DIRECTIONS: Exact reproduction is required for all entries.

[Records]
# # #

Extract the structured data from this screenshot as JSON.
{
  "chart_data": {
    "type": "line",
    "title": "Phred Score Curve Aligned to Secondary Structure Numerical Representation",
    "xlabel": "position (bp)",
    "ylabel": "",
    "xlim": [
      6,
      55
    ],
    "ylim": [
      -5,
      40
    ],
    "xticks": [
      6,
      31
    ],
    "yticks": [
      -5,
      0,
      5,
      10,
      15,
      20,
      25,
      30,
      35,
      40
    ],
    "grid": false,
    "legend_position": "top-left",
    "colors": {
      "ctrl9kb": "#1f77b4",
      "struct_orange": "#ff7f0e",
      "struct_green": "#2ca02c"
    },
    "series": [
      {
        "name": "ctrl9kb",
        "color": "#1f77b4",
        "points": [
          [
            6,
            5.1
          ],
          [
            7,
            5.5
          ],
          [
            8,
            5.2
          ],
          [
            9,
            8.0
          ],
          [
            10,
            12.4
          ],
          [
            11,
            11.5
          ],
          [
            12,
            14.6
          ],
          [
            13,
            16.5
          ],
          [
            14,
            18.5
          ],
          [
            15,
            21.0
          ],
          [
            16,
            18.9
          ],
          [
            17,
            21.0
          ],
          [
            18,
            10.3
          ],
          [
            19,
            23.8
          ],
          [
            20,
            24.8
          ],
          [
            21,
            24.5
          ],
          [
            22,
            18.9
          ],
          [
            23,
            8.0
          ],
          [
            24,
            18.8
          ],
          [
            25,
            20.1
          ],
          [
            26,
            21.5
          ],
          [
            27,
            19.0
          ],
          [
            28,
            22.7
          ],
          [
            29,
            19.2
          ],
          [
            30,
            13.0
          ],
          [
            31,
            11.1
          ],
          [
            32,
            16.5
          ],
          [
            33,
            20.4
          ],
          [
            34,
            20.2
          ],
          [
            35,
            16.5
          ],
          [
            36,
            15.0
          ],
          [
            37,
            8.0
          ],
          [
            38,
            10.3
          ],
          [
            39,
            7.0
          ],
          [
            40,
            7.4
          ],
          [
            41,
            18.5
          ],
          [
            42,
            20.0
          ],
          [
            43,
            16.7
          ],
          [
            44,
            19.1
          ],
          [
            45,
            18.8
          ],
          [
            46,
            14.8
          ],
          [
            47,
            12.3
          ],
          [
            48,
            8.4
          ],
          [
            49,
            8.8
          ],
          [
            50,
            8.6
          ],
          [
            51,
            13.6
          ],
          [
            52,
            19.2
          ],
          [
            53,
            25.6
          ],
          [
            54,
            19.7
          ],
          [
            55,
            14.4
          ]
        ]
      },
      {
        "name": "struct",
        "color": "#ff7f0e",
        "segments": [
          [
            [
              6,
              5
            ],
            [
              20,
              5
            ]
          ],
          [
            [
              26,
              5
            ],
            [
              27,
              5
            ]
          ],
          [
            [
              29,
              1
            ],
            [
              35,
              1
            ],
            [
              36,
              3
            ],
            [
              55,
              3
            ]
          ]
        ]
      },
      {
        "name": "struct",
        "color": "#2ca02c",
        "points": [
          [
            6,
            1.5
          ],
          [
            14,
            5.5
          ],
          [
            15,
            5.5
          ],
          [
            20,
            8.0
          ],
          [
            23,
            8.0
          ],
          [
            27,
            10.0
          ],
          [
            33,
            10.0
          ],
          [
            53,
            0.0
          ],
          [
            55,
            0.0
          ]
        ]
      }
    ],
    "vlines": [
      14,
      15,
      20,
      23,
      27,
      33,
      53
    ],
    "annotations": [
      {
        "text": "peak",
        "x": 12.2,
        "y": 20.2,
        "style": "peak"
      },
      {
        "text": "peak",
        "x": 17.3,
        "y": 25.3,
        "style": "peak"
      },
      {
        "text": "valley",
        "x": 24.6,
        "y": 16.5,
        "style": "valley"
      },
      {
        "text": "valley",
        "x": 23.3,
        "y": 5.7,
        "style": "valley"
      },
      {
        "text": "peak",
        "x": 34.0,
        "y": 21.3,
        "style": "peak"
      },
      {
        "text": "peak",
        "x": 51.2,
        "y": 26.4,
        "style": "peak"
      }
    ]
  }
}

# # #

SOLUTION TO THE EXERCISE:
Extract the structured data from this screenshot as JSON.
{
  "chart_data": {
    "type": "line",
    "title": "Phred Score Curve Aligned to Secondary Structure Numerical Representation",
    "xlabel": "position (bp)",
    "ylabel": "",
    "xlim": [
      6,
      55
    ],
    "ylim": [
      -5,
      40
    ],
    "xticks": [
      6,
      31
    ],
    "yticks": [
      -5,
      0,
      5,
      10,
      15,
      20,
      25,
      30,
      35,
      40
    ],
    "grid": false,
    "legend_position": "top-left",
    "colors": {
      "ctrl9kb": "#1f77b4",
      "struct_orange": "#ff7f0e",
      "struct_green": "#2ca02c"
    },
    "series": [
      {
        "name": "ctrl9kb",
        "color": "#1f77b4",
        "points": [
          [
            6,
            5.1
          ],
          [
            7,
            5.5
          ],
          [
            8,
            5.2
          ],
          [
            9,
            8.0
          ],
          [
            10,
            12.4
          ],
          [
            11,
            11.5
          ],
          [
            12,
            14.6
          ],
          [
            13,
            16.5
          ],
          [
            14,
            18.5
          ],
          [
            15,
            21.0
          ],
          [
            16,
            18.9
          ],
          [
            17,
            21.0
          ],
          [
            18,
            10.3
          ],
          [
            19,
            23.8
          ],
          [
            20,
            24.8
          ],
          [
            21,
            24.5
          ],
          [
            22,
            18.9
          ],
          [
            23,
            8.0
          ],
          [
            24,
            18.8
          ],
          [
            25,
            20.1
          ],
          [
            26,
            21.5
          ],
          [
            27,
            19.0
          ],
          [
            28,
            22.7
          ],
          [
            29,
            19.2
          ],
          [
            30,
            13.0
          ],
          [
            31,
            11.1
          ],
          [
            32,
            16.5
          ],
          [
            33,
            20.4
          ],
          [
            34,
            20.2
          ],
          [
            35,
            16.5
          ],
          [
            36,
            15.0
          ],
          [
            37,
            8.0
          ],
          [
            38,
            10.3
          ],
          [
            39,
            7.0
          ],
          [
            40,
            7.4
          ],
          [
            41,
            18.5
          ],
          [
            42,
            20.0
          ],
          [
            43,
            16.7
          ],
          [
            44,
            19.1
          ],
          [
            45,
            18.8
          ],
          [
            46,
            14.8
          ],
          [
            47,
            12.3
          ],
          [
            48,
            8.4
          ],
          [
            49,
            8.8
          ],
          [
            50,
            8.6
          ],
          [
            51,
            13.6
          ],
          [
            52,
            19.2
          ],
          [
            53,
            25.6
          ],
          [
            54,
            19.7
          ],
          [
            55,
            14.4
          ]
        ]
      },
      {
        "name": "struct",
        "color": "#ff7f0e",
        "segments": [
          [
            [
              6,
              5
            ],
            [
              20,
              5
            ]
          ],
          [
            [
              26,
              5
            ],
            [
              27,
              5
            ]
          ],
          [
            [
              29,
              1
            ],
            [
              35,
              1
            ],
            [
              36,
              3
            ],
            [
              55,
              3
            ]
          ]
        ]
      },
      {
        "name": "struct",
        "color": "#2ca02c",
        "points": [
          [
            6,
            1.5
          ],
          [
            14,
            5.5
          ],
          [
            15,
            5.5
          ],
          [
            20,
            8.0
          ],
          [
            23,
            8.0
          ],
          [
            27,
            10.0
          ],
          [
            33,
            10.0
          ],
          [
            53,
            0.0
          ],
          [
            55,
            0.0
          ]
        ]
      }
    ],
    "vlines": [
      14,
      15,
      20,
      23,
      27,
      33,
      53
    ],
    "annotations": [
      {
        "text": "peak",
        "x": 12.2,
        "y": 20.2,
        "style": "peak"
      },
      {
        "text": "peak",
        "x": 17.3,
        "y": 25.3,
        "style": "peak"
      },
      {
        "text": "valley",
        "x": 24.6,
        "y": 16.5,
        "style": "valley"
      },
      {
        "text": "valley",
        "x": 23.3,
        "y": 5.7,
        "style": "valley"
      },
      {
        "text": "peak",
        "x": 34.0,
        "y": 21.3,
        "style": "peak"
      },
      {
        "text": "peak",
        "x": 51.2,
        "y": 26.4,
        "style": "peak"
      }
    ]
  }
}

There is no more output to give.